Figure collection entries
===============
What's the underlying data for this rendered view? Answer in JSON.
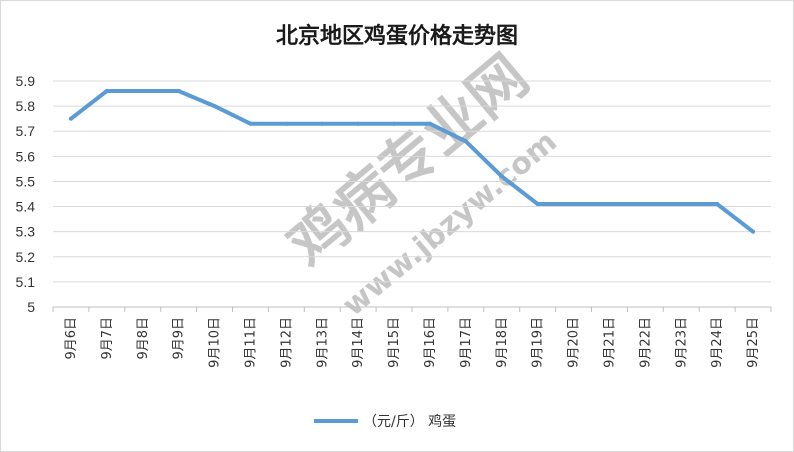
{
  "chart_data": {
    "type": "line",
    "title": "北京地区鸡蛋价格走势图",
    "xlabel": "",
    "ylabel": "",
    "categories": [
      "9月6日",
      "9月7日",
      "9月8日",
      "9月9日",
      "9月10日",
      "9月11日",
      "9月12日",
      "9月13日",
      "9月14日",
      "9月15日",
      "9月16日",
      "9月17日",
      "9月18日",
      "9月19日",
      "9月20日",
      "9月21日",
      "9月22日",
      "9月23日",
      "9月24日",
      "9月25日"
    ],
    "series": [
      {
        "name": "（元/斤） 鸡蛋",
        "color": "#5b9bd5",
        "values": [
          5.75,
          5.86,
          5.86,
          5.86,
          5.8,
          5.73,
          5.73,
          5.73,
          5.73,
          5.73,
          5.73,
          5.66,
          5.52,
          5.41,
          5.41,
          5.41,
          5.41,
          5.41,
          5.41,
          5.3
        ]
      }
    ],
    "yticks": [
      "5.9",
      "5.8",
      "5.7",
      "5.6",
      "5.5",
      "5.4",
      "5.3",
      "5.2",
      "5.1",
      "5"
    ],
    "ylim": [
      5.0,
      5.9
    ],
    "grid": true,
    "legend_position": "bottom"
  },
  "watermark": {
    "main_text": "鸡病专业网",
    "url_text": "www.jbzyw.com",
    "color": "#e8a0a0"
  }
}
===============
What you are asked to do: Without the pictures, output the full listing exactly as it stands.

Exercise output:
What's the underlying data for this rendered view? Answer in JSON.
{
  "chart_data": {
    "type": "line",
    "title": "北京地区鸡蛋价格走势图",
    "xlabel": "",
    "ylabel": "",
    "categories": [
      "9月6日",
      "9月7日",
      "9月8日",
      "9月9日",
      "9月10日",
      "9月11日",
      "9月12日",
      "9月13日",
      "9月14日",
      "9月15日",
      "9月16日",
      "9月17日",
      "9月18日",
      "9月19日",
      "9月20日",
      "9月21日",
      "9月22日",
      "9月23日",
      "9月24日",
      "9月25日"
    ],
    "series": [
      {
        "name": "（元/斤） 鸡蛋",
        "color": "#5b9bd5",
        "values": [
          5.75,
          5.86,
          5.86,
          5.86,
          5.8,
          5.73,
          5.73,
          5.73,
          5.73,
          5.73,
          5.73,
          5.66,
          5.52,
          5.41,
          5.41,
          5.41,
          5.41,
          5.41,
          5.41,
          5.3
        ]
      }
    ],
    "yticks": [
      "5.9",
      "5.8",
      "5.7",
      "5.6",
      "5.5",
      "5.4",
      "5.3",
      "5.2",
      "5.1",
      "5"
    ],
    "ylim": [
      5.0,
      5.9
    ],
    "grid": true,
    "legend_position": "bottom"
  },
  "watermark": {
    "main_text": "鸡病专业网",
    "url_text": "www.jbzyw.com",
    "color": "#e8a0a0"
  }
}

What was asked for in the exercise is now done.